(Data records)
+---+
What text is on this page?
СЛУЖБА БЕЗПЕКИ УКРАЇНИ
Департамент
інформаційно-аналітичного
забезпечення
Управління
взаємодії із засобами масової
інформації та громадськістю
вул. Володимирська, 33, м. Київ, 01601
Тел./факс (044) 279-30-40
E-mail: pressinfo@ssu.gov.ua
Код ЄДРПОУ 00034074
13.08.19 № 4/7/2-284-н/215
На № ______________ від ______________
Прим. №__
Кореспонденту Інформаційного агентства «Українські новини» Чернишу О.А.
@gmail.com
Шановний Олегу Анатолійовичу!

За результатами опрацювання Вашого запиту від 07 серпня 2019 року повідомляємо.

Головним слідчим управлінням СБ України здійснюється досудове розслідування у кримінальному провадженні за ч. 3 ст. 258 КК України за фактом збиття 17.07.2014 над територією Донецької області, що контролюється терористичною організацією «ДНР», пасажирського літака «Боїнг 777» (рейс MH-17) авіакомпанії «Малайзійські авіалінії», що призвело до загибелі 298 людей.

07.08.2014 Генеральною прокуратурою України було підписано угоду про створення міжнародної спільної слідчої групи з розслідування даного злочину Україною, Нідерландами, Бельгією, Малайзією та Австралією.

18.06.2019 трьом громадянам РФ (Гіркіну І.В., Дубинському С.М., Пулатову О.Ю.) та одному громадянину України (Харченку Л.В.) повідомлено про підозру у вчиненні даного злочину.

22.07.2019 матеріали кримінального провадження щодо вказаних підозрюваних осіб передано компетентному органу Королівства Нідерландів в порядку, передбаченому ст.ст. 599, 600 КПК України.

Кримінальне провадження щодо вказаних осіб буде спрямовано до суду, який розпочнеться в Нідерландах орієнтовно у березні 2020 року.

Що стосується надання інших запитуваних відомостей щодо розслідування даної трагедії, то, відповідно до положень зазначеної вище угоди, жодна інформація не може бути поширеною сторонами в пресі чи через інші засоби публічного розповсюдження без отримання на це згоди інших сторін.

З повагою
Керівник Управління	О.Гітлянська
+---+
> What you will do
Count the lines that include the word "вказаних" and state the result as a bare number.

> Solved exercise
2